### Task goal
Please pull out every line that includes the string "JSON".

(Dataset entries on figures)
══════════

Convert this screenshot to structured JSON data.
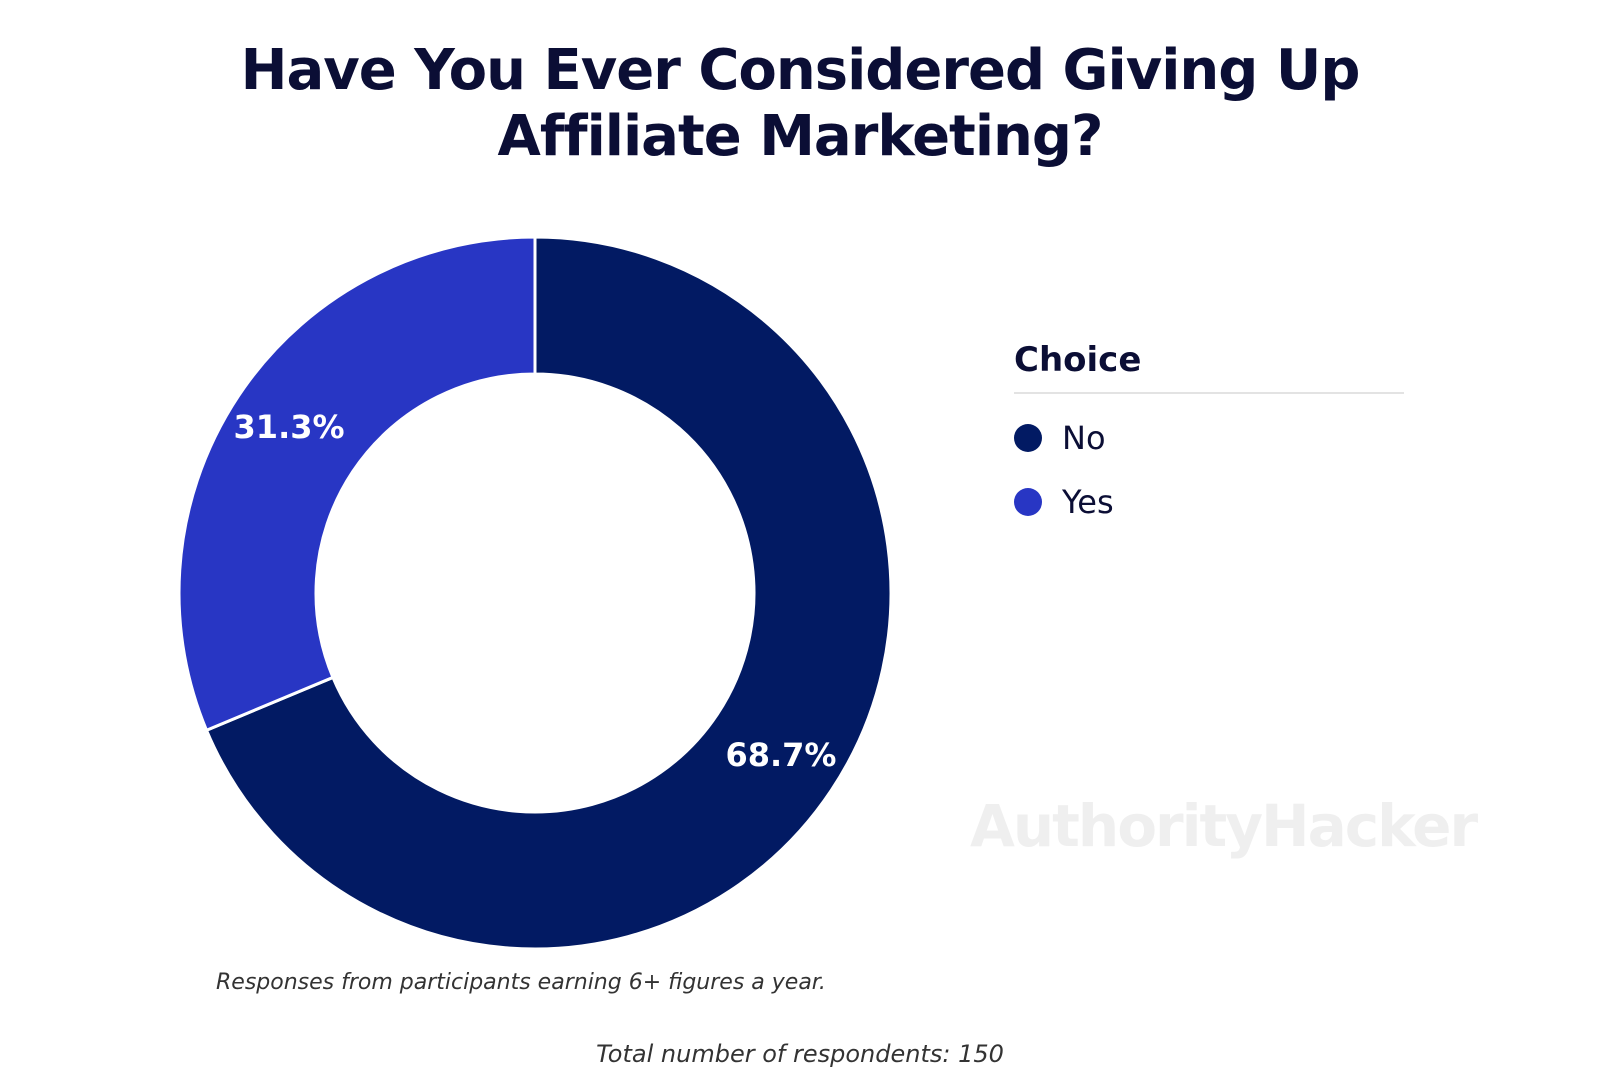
{
  "title_lines": [
    "Have You Ever Considered Giving Up",
    "Affiliate Marketing?"
  ],
  "chart_data": {
    "type": "pie",
    "variant": "donut",
    "title": "Have You Ever Considered Giving Up Affiliate Marketing?",
    "categories": [
      "No",
      "Yes"
    ],
    "values": [
      68.7,
      31.3
    ],
    "labels": [
      "68.7%",
      "31.3%"
    ],
    "colors": [
      "#021a63",
      "#2836c4"
    ],
    "legend_title": "Choice",
    "legend_position": "right"
  },
  "watermark": "AuthorityHacker",
  "note": "Responses from participants earning 6+ figures a year.",
  "total": "Total number of respondents: 150"
}
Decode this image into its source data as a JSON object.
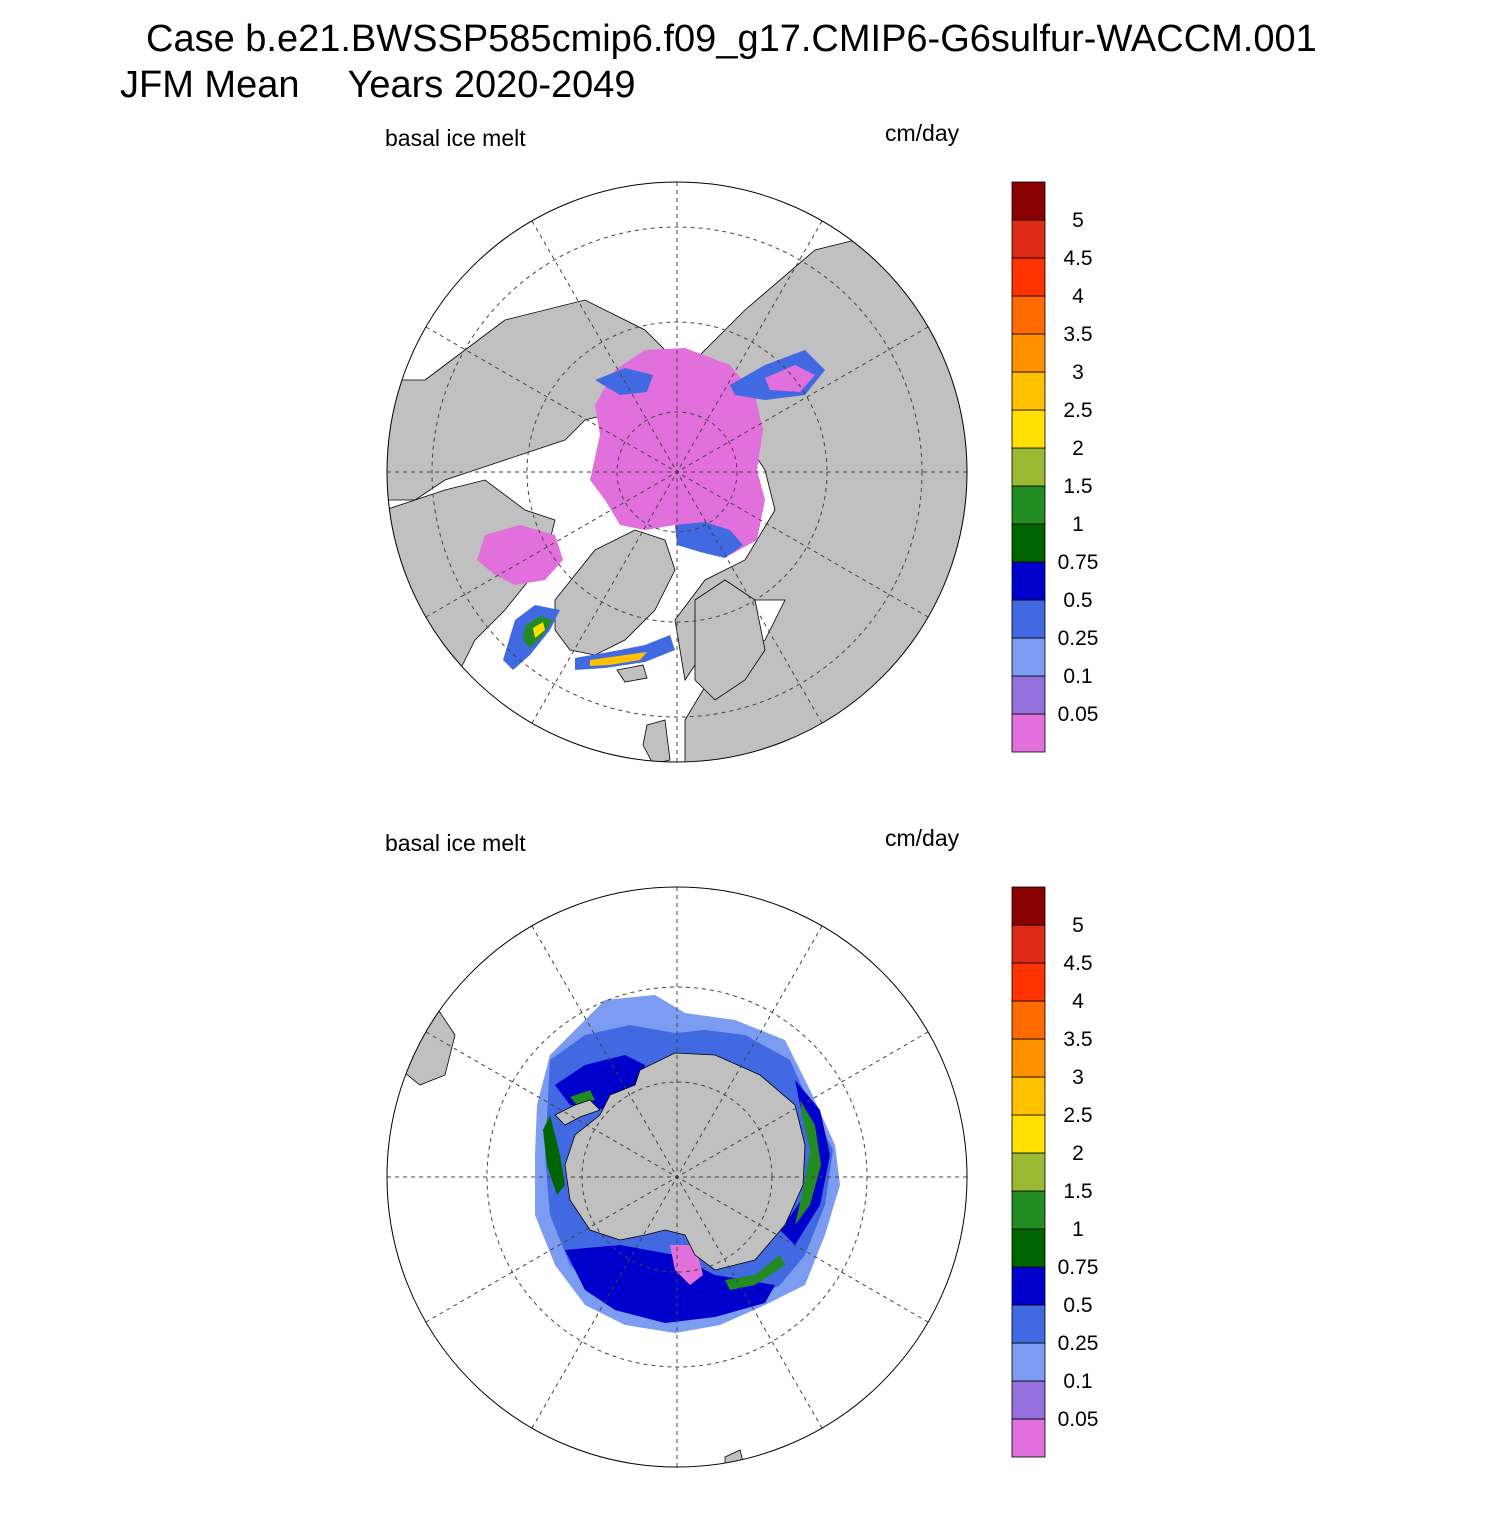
{
  "title": {
    "line1": "Case b.e21.BWSSP585cmip6.f09_g17.CMIP6-G6sulfur-WACCM.001",
    "season": "JFM Mean",
    "years": "Years 2020-2049"
  },
  "panels": [
    {
      "id": "north",
      "hemisphere": "Arctic",
      "variable_label": "basal ice melt",
      "units_label": "cm/day"
    },
    {
      "id": "south",
      "hemisphere": "Antarctic",
      "variable_label": "basal ice melt",
      "units_label": "cm/day"
    }
  ],
  "colorbar": {
    "boundaries": [
      "0.05",
      "0.1",
      "0.25",
      "0.5",
      "0.75",
      "1",
      "1.5",
      "2",
      "2.5",
      "3",
      "3.5",
      "4",
      "4.5",
      "5"
    ],
    "colors_bottom_to_top": [
      "#e270dc",
      "#9370db",
      "#7b9cf0",
      "#4169e1",
      "#0000cd",
      "#006400",
      "#228b22",
      "#9aba33",
      "#ffe000",
      "#ffc000",
      "#ff9000",
      "#ff6a00",
      "#ff3300",
      "#dd2a15",
      "#8b0000"
    ]
  },
  "colors": {
    "land": "#c0c0c0",
    "ocean": "#ffffff",
    "grid": "#444444"
  }
}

══════════

### Solution
Convert this screenshot to structured JSON data.
Decode this image into its source data as a JSON object.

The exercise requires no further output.